[Data entries]
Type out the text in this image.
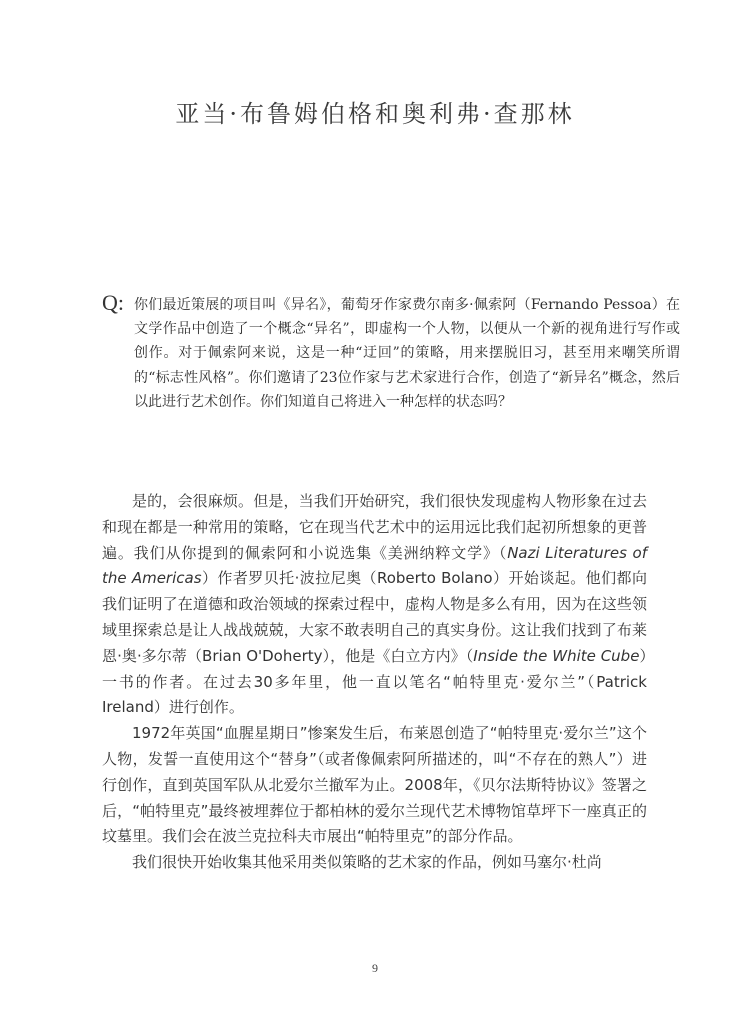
亚当·布鲁姆伯格和奥利弗·查那林
Q: 你们最近策展的项目叫《异名》，葡萄牙作家费尔南多·佩索阿（Fernando Pessoa）在文学作品中创造了一个概念“异名”，即虚构一个人物，以便从一个新的视角进行写作或创作。对于佩索阿来说，这是一种“迂回”的策略，用来摆脱旧习，甚至用来嘲笑所谓的“标志性风格”。你们邀请了23位作家与艺术家进行合作，创造了“新异名”概念，然后以此进行艺术创作。你们知道自己将进入一种怎样的状态吗？

是的，会很麻烦。但是，当我们开始研究，我们很快发现虚构人物形象在过去和现在都是一种常用的策略，它在现当代艺术中的运用远比我们起初所想象的更普遍。我们从你提到的佩索阿和小说选集《美洲纳粹文学》（Nazi Literatures of the Americas）作者罗贝托·波拉尼奥（Roberto Bolano）开始谈起。他们都向我们证明了在道德和政治领域的探索过程中，虚构人物是多么有用，因为在这些领域里探索总是让人战战兢兢，大家不敢表明自己的真实身份。这让我们找到了布莱恩·奥·多尔蒂（Brian O'Doherty），他是《白立方内》（Inside the White Cube）一书的作者。在过去30多年里，他一直以笔名“帕特里克·爱尔兰”（Patrick Ireland）进行创作。

1972年英国“血腥星期日”惨案发生后，布莱恩创造了“帕特里克·爱尔兰”这个人物，发誓一直使用这个“替身”（或者像佩索阿所描述的，叫“不存在的熟人”）进行创作，直到英国军队从北爱尔兰撤军为止。2008年，《贝尔法斯特协议》签署之后，“帕特里克”最终被埋葬位于都柏林的爱尔兰现代艺术博物馆草坪下一座真正的坟墓里。我们会在波兰克拉科夫市展出“帕特里克”的部分作品。

我们很快开始收集其他采用类似策略的艺术家的作品，例如马塞尔·杜尚

9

TASK BRIEF
Search the listing for the word "进行创作". Copy every line in which it occurs.

SOLVED PROBLEM
是的，会很麻烦。但是，当我们开始研究，我们很快发现虚构人物形象在过去和现在都是一种常用的策略，它在现当代艺术中的运用远比我们起初所想象的更普遍。我们从你提到的佩索阿和小说选集《美洲纳粹文学》（Nazi Literatures of the Americas）作者罗贝托·波拉尼奥（Roberto Bolano）开始谈起。他们都向我们证明了在道德和政治领域的探索过程中，虚构人物是多么有用，因为在这些领域里探索总是让人战战兢兢，大家不敢表明自己的真实身份。这让我们找到了布莱恩·奥·多尔蒂（Brian O'Doherty），他是《白立方内》（Inside the White Cube）一书的作者。在过去30多年里，他一直以笔名“帕特里克·爱尔兰”（Patrick Ireland）进行创作。
1972年英国“血腥星期日”惨案发生后，布莱恩创造了“帕特里克·爱尔兰”这个人物，发誓一直使用这个“替身”（或者像佩索阿所描述的，叫“不存在的熟人”）进行创作，直到英国军队从北爱尔兰撤军为止。2008年，《贝尔法斯特协议》签署之后，“帕特里克”最终被埋葬位于都柏林的爱尔兰现代艺术博物馆草坪下一座真正的坟墓里。我们会在波兰克拉科夫市展出“帕特里克”的部分作品。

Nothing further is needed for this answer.